▶ **Exercise task**
Output each line exactly as it appears, skipping any embedded picture.

:::::

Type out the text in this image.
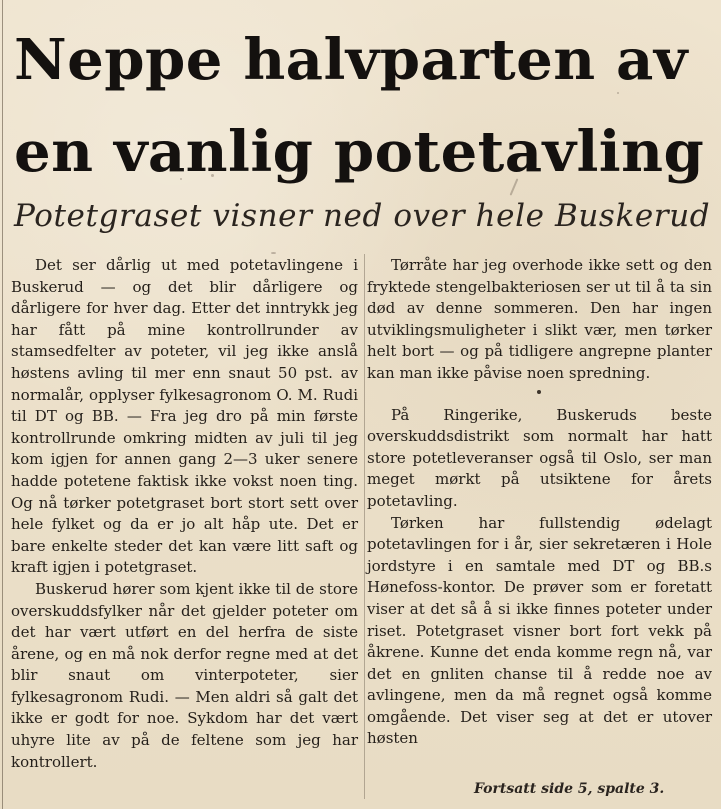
Neppe halvparten av
en vanlig potetavling
Potetgraset visner ned over hele Buskerud

Det ser dårlig ut med potetavlingene i Buskerud — og det blir dårligere og dårligere for hver dag. Etter det inntrykk jeg har fått på mine kontrollrunder av stamsedfelter av poteter, vil jeg ikke anslå høstens avling til mer enn snaut 50 pst. av normalår, opplyser fylkesagronom O. M. Rudi til DT og BB. — Fra jeg dro på min første kontrollrunde omkring midten av juli til jeg kom igjen for annen gang 2—3 uker senere hadde potetene faktisk ikke vokst noen ting. Og nå tørker potetgraset bort stort sett over hele fylket og da er jo alt håp ute. Det er bare enkelte steder det kan være litt saft og kraft igjen i potetgraset.

Buskerud hører som kjent ikke til de store overskuddsfylker når det gjelder poteter om det har vært utført en del herfra de siste årene, og en må nok derfor regne med at det blir snaut om vinterpoteter, sier fylkesagronom Rudi. — Men aldri så galt det ikke er godt for noe. Sykdom har det vært uhyre lite av på de feltene som jeg har kontrollert.

Tørråte har jeg overhode ikke sett og den fryktede stengelbakteriosen ser ut til å ta sin død av denne sommeren. Den har ingen utviklingsmuligheter i slikt vær, men tørker helt bort — og på tidligere angrepne planter kan man ikke påvise noen spredning.

På Ringerike, Buskeruds beste overskuddsdistrikt som normalt har hatt store potetleveranser også til Oslo, ser man meget mørkt på utsiktene for årets potetavling.

Tørken har fullstendig ødelagt potetavlingen for i år, sier sekretæren i Hole jordstyre i en samtale med DT og BB.s Hønefoss-kontor. De prøver som er foretatt viser at det så å si ikke finnes poteter under riset. Potetgraset visner bort fort vekk på åkrene. Kunne det enda komme regn nå, var det en gnliten chanse til å redde noe av avlingene, men da må regnet også komme omgående. Det viser seg at det er utover høsten

Fortsatt side 5, spalte 3.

:::::

▶ **Result below**
Type out the text in this image.
Neppe halvparten av
en vanlig potetavling
Potetgraset visner ned over hele Buskerud

Det ser dårlig ut med potetavlingene i Buskerud — og det blir dårligere og dårligere for hver dag. Etter det inntrykk jeg har fått på mine kontrollrunder av stamsedfelter av poteter, vil jeg ikke anslå høstens avling til mer enn snaut 50 pst. av normalår, opplyser fylkesagronom O. M. Rudi til DT og BB. — Fra jeg dro på min første kontrollrunde omkring midten av juli til jeg kom igjen for annen gang 2—3 uker senere hadde potetene faktisk ikke vokst noen ting. Og nå tørker potetgraset bort stort sett over hele fylket og da er jo alt håp ute. Det er bare enkelte steder det kan være litt saft og kraft igjen i potetgraset.

Buskerud hører som kjent ikke til de store overskuddsfylker når det gjelder poteter om det har vært utført en del herfra de siste årene, og en må nok derfor regne med at det blir snaut om vinterpoteter, sier fylkesagronom Rudi. — Men aldri så galt det ikke er godt for noe. Sykdom har det vært uhyre lite av på de feltene som jeg har kontrollert.

Tørråte har jeg overhode ikke sett og den fryktede stengelbakteriosen ser ut til å ta sin død av denne sommeren. Den har ingen utviklingsmuligheter i slikt vær, men tørker helt bort — og på tidligere angrepne planter kan man ikke påvise noen spredning.

På Ringerike, Buskeruds beste overskuddsdistrikt som normalt har hatt store potetleveranser også til Oslo, ser man meget mørkt på utsiktene for årets potetavling.

Tørken har fullstendig ødelagt potetavlingen for i år, sier sekretæren i Hole jordstyre i en samtale med DT og BB.s Hønefoss-kontor. De prøver som er foretatt viser at det så å si ikke finnes poteter under riset. Potetgraset visner bort fort vekk på åkrene. Kunne det enda komme regn nå, var det en gnliten chanse til å redde noe av avlingene, men da må regnet også komme omgående. Det viser seg at det er utover høsten

Fortsatt side 5, spalte 3.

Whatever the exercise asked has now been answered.